GIVEN TASK: Read the listing and extract each line that includes the word "assortiment".

━━ SUPPLIED ENTRIES

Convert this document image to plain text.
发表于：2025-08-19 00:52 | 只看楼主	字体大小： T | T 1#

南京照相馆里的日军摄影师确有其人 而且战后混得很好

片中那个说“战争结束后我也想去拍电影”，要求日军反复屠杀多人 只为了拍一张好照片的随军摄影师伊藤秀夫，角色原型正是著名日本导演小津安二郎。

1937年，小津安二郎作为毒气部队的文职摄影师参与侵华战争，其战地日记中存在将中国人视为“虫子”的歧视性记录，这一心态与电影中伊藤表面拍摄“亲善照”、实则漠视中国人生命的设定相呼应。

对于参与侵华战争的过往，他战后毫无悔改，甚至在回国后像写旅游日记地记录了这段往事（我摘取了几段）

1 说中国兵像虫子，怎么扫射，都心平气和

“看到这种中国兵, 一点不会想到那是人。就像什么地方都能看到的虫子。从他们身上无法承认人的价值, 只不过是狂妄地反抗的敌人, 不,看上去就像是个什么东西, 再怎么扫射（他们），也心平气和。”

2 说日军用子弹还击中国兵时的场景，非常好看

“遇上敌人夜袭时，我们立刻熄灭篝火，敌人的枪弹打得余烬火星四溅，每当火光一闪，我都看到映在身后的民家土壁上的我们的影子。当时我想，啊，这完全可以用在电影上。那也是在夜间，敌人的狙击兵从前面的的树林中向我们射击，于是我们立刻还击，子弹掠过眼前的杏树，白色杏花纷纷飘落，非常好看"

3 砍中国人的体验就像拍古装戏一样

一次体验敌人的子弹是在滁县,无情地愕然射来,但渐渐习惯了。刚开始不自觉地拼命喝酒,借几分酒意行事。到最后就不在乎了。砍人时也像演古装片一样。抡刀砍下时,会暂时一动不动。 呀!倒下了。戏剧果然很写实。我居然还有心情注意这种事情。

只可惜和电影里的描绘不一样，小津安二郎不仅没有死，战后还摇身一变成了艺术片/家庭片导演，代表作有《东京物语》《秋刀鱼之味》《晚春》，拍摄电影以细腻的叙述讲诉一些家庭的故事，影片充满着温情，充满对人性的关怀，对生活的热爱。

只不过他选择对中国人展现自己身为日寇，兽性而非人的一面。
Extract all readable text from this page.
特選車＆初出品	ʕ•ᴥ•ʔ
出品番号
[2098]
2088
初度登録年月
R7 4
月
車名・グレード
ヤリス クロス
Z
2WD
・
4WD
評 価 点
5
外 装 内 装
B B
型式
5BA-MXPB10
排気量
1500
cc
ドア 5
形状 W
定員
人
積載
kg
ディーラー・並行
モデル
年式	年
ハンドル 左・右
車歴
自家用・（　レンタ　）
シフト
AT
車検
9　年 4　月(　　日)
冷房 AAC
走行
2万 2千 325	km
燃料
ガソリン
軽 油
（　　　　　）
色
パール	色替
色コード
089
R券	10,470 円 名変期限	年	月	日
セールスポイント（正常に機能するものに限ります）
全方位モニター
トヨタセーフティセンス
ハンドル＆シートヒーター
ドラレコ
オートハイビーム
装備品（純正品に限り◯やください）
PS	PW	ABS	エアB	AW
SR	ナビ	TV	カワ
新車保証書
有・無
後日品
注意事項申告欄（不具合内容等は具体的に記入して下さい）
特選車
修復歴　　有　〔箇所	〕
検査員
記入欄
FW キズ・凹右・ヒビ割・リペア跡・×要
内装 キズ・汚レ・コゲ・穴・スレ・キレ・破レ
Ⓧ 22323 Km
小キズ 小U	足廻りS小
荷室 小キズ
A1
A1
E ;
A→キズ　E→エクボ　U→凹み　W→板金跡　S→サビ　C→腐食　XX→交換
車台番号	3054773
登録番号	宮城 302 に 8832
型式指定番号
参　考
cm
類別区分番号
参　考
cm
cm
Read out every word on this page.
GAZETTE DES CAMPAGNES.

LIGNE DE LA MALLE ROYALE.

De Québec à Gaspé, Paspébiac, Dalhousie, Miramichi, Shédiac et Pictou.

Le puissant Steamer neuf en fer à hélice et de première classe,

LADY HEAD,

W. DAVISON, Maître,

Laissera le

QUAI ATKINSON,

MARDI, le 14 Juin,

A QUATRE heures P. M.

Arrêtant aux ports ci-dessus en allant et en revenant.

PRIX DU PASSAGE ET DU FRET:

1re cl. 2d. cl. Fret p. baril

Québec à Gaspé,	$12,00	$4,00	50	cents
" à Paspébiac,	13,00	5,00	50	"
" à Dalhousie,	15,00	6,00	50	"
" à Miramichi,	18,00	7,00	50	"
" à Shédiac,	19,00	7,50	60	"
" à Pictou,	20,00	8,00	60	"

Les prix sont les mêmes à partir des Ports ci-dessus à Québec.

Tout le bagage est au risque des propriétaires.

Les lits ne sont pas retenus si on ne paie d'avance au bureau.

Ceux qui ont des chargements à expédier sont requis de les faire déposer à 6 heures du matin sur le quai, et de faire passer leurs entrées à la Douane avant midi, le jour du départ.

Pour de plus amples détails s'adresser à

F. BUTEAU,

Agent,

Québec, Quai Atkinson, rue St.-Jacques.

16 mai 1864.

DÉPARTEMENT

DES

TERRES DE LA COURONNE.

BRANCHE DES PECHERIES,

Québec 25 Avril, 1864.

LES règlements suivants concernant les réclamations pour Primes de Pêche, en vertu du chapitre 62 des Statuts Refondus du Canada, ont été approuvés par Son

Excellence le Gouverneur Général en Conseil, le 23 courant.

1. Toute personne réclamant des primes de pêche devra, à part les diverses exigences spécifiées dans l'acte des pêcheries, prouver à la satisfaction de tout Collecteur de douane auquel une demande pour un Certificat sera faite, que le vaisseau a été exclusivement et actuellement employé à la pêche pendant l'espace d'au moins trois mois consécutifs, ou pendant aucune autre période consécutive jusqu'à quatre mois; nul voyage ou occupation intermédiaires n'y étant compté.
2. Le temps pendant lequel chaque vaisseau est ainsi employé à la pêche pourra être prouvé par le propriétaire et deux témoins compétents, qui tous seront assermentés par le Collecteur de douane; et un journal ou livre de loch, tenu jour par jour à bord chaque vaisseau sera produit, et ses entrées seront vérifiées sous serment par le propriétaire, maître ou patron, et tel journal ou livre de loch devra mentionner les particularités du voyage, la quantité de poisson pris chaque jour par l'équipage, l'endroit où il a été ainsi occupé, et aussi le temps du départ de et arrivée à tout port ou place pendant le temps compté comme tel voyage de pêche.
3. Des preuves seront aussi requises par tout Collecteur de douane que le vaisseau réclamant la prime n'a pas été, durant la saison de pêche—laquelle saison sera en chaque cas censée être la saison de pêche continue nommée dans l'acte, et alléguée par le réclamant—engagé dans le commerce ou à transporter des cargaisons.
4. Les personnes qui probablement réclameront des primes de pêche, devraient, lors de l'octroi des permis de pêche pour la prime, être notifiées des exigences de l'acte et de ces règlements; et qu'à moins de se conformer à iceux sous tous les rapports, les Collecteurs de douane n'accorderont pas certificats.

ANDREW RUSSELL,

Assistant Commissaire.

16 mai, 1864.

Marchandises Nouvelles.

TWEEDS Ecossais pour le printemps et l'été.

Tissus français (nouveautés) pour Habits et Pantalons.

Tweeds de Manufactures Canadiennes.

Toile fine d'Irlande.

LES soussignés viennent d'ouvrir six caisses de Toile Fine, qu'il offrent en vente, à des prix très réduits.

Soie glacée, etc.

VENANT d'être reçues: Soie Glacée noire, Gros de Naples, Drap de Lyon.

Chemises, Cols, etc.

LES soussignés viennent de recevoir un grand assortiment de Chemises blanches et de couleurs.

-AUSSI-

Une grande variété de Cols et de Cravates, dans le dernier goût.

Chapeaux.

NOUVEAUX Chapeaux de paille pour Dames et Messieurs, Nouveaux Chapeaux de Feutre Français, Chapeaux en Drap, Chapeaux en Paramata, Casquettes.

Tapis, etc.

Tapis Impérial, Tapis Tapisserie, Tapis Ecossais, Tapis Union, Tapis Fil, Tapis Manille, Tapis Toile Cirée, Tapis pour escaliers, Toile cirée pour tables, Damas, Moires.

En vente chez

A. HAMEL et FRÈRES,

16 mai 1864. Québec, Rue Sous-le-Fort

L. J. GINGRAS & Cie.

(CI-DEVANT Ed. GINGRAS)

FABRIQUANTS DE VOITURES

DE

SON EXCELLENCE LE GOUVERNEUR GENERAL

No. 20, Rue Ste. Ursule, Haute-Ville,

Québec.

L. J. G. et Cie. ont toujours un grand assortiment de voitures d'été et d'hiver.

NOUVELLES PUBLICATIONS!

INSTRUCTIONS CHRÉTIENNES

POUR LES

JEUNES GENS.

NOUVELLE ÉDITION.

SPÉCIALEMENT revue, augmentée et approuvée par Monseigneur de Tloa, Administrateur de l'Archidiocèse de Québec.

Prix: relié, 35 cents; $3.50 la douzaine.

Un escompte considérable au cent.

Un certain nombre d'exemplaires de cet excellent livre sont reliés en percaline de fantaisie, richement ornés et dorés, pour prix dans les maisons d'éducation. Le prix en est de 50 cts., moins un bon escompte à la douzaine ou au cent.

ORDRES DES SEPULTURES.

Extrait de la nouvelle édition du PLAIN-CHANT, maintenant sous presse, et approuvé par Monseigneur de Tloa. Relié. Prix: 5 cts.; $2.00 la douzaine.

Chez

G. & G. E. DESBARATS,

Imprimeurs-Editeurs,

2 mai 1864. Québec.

━━━━

FINAL RESULT:
LES soussignés viennent de recevoir un grand assortiment de Chemises blanches et de couleurs.
L. J. G. et Cie. ont toujours un grand assortiment de voitures d'été et d'hiver.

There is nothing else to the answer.